Data entries:
# # #

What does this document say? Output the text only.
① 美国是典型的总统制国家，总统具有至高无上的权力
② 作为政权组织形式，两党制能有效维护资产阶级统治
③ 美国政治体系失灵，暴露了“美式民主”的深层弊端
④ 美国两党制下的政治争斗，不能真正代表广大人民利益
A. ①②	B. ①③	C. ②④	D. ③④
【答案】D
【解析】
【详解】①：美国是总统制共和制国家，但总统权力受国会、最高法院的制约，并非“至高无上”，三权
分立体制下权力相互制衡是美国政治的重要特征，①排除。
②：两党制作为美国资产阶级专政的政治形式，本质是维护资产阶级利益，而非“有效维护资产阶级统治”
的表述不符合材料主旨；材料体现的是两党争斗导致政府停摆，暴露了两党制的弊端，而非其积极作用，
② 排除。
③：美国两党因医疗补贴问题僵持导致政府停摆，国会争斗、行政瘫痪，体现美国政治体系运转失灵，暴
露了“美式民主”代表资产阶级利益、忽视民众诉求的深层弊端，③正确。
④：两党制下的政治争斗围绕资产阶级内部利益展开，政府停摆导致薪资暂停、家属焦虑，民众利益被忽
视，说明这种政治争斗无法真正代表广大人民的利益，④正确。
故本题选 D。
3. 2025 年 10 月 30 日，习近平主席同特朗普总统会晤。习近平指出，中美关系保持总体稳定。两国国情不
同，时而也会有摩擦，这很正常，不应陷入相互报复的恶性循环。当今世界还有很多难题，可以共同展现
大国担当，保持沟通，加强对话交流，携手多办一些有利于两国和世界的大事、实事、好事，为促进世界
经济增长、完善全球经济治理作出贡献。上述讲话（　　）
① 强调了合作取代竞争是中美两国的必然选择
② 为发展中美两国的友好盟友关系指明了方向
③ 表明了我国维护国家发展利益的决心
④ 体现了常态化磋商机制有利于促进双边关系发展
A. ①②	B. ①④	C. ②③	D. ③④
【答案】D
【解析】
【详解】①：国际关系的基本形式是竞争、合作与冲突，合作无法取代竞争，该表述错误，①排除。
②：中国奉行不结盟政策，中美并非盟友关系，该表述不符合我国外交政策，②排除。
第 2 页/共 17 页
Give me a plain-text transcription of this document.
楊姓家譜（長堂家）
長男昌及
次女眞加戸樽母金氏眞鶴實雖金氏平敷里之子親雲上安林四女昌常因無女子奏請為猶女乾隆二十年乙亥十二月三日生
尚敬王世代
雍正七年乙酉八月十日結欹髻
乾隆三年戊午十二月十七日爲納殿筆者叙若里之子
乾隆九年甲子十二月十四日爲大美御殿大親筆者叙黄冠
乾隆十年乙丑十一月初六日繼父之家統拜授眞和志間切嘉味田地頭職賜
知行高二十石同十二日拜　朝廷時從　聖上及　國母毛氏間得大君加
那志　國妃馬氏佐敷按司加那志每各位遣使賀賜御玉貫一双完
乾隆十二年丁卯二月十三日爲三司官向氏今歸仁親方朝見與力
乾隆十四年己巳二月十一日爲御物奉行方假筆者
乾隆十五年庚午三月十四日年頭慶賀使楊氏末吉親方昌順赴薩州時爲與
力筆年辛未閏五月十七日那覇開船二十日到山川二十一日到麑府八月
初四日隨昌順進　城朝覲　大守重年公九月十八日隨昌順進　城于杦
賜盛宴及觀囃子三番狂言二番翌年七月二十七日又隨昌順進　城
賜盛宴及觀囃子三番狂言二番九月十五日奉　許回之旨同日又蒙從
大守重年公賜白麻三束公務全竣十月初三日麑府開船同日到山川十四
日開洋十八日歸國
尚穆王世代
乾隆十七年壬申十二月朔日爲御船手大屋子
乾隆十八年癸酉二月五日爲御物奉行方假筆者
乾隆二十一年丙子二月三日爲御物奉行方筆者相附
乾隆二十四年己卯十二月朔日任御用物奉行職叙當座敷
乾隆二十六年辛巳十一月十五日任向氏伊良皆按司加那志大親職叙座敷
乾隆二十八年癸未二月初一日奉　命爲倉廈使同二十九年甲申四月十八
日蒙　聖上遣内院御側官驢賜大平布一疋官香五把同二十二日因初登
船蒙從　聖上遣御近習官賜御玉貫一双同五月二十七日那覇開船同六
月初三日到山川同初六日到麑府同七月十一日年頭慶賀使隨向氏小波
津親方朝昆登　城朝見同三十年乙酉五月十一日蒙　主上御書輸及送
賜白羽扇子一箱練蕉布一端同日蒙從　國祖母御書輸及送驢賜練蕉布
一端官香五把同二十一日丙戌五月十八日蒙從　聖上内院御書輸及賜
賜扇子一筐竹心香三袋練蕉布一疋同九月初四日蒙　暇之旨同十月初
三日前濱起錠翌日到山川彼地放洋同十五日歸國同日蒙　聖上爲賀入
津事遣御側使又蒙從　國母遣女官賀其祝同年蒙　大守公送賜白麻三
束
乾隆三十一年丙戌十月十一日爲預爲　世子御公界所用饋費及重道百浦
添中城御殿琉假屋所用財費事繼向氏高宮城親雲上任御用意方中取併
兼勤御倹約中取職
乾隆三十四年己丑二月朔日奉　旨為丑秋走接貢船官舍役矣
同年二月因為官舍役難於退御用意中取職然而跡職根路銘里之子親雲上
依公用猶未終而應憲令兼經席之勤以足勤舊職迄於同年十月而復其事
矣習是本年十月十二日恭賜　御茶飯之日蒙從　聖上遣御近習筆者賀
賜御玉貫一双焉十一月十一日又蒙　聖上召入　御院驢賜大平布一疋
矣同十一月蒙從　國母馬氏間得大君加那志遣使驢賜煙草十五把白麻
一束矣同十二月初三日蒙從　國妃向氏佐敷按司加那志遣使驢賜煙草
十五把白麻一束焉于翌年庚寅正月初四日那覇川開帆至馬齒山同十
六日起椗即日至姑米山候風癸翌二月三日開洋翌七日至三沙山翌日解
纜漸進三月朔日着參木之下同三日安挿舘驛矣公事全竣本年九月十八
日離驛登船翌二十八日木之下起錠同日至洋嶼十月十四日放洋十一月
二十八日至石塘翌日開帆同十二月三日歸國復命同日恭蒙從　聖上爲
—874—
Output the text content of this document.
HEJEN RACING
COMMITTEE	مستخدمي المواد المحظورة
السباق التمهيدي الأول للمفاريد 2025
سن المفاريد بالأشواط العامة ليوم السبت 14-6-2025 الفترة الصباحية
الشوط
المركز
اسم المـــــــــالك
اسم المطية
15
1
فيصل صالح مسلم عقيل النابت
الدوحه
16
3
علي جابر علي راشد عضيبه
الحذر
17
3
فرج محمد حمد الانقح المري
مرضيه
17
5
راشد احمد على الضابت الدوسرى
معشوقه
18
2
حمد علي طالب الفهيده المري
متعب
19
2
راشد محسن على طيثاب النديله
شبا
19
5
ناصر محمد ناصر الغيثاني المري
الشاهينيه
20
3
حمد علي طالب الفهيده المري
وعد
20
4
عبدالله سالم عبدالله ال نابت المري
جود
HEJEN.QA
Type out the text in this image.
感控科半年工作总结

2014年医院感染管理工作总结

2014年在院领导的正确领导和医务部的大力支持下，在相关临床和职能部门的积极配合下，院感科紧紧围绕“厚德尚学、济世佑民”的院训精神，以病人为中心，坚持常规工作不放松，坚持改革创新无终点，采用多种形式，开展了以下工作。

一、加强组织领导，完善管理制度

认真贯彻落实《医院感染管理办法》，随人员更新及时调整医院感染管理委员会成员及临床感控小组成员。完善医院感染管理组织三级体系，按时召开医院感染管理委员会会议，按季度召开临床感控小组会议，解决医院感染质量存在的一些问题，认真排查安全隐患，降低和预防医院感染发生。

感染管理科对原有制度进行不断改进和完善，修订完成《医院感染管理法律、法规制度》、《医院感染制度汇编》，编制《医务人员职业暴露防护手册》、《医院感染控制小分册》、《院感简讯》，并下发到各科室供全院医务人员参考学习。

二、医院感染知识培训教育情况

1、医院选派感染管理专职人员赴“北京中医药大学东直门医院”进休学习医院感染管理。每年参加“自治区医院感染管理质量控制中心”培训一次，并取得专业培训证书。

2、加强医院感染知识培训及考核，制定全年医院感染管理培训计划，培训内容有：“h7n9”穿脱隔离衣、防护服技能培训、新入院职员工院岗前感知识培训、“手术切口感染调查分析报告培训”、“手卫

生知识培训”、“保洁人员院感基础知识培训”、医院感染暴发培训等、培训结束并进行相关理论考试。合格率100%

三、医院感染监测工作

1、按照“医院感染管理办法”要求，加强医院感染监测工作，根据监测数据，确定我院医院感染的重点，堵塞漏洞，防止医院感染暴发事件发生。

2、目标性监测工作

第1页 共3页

# # #

Problem to solve
Gather up the lines containing the word "Output" from these records and copy them.

Problem solution
What does this document say? Output the text only.
Output the text content of this document.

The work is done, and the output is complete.